*EXERCISE TASK*
Pick out each line of the records that includes the string "which", and copy it.

---

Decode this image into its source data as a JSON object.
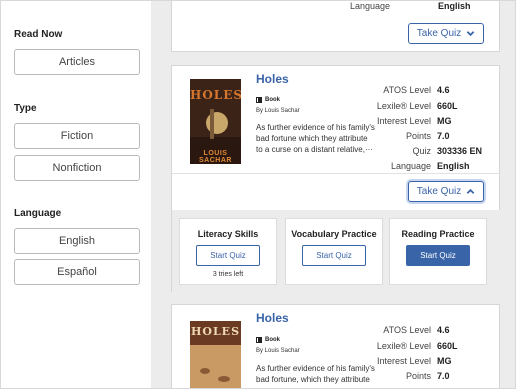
{
  "sidebar": {
    "read_now": {
      "title": "Read Now",
      "options": [
        "Articles"
      ]
    },
    "type": {
      "title": "Type",
      "options": [
        "Fiction",
        "Nonfiction"
      ]
    },
    "language": {
      "title": "Language",
      "options": [
        "English",
        "Español"
      ]
    }
  },
  "labels": {
    "atos": "ATOS Level",
    "lexile": "Lexile® Level",
    "interest": "Interest Level",
    "points": "Points",
    "quiz": "Quiz",
    "language": "Language",
    "take_quiz": "Take Quiz"
  },
  "top_card": {
    "language_value": "English"
  },
  "book1": {
    "title": "Holes",
    "format": "Book",
    "author": "By Louis Sachar",
    "summary": "As further evidence of his family's bad fortune which they attribute to a curse on a distant relative,···",
    "cover_title": "HOLES",
    "cover_author": "LOUIS SACHAR",
    "atos": "4.6",
    "lexile": "660L",
    "interest": "MG",
    "points": "7.0",
    "quiz": "303336 EN",
    "language": "English"
  },
  "practice": {
    "literacy": {
      "title": "Literacy Skills",
      "button": "Start Quiz",
      "note": "3 tries left"
    },
    "vocabulary": {
      "title": "Vocabulary Practice",
      "button": "Start Quiz"
    },
    "reading": {
      "title": "Reading Practice",
      "button": "Start Quiz"
    }
  },
  "book2": {
    "title": "Holes",
    "format": "Book",
    "author": "By Louis Sachar",
    "summary": "As further evidence of his family's bad fortune, which they attribute",
    "cover_title": "HOLES",
    "atos": "4.6",
    "lexile": "660L",
    "interest": "MG",
    "points": "7.0"
  },
  "colors": {
    "accent": "#3a64a8",
    "background": "#ececec"
  },
  "icons": {
    "expand": "chevron-down-icon",
    "collapse": "chevron-up-icon",
    "format": "book-icon"
  }
}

---

*RESULT*
    "summary": "As further evidence of his family's bad fortune which they attribute to a curse on a distant relative,···",
    "summary": "As further evidence of his family's bad fortune, which they attribute",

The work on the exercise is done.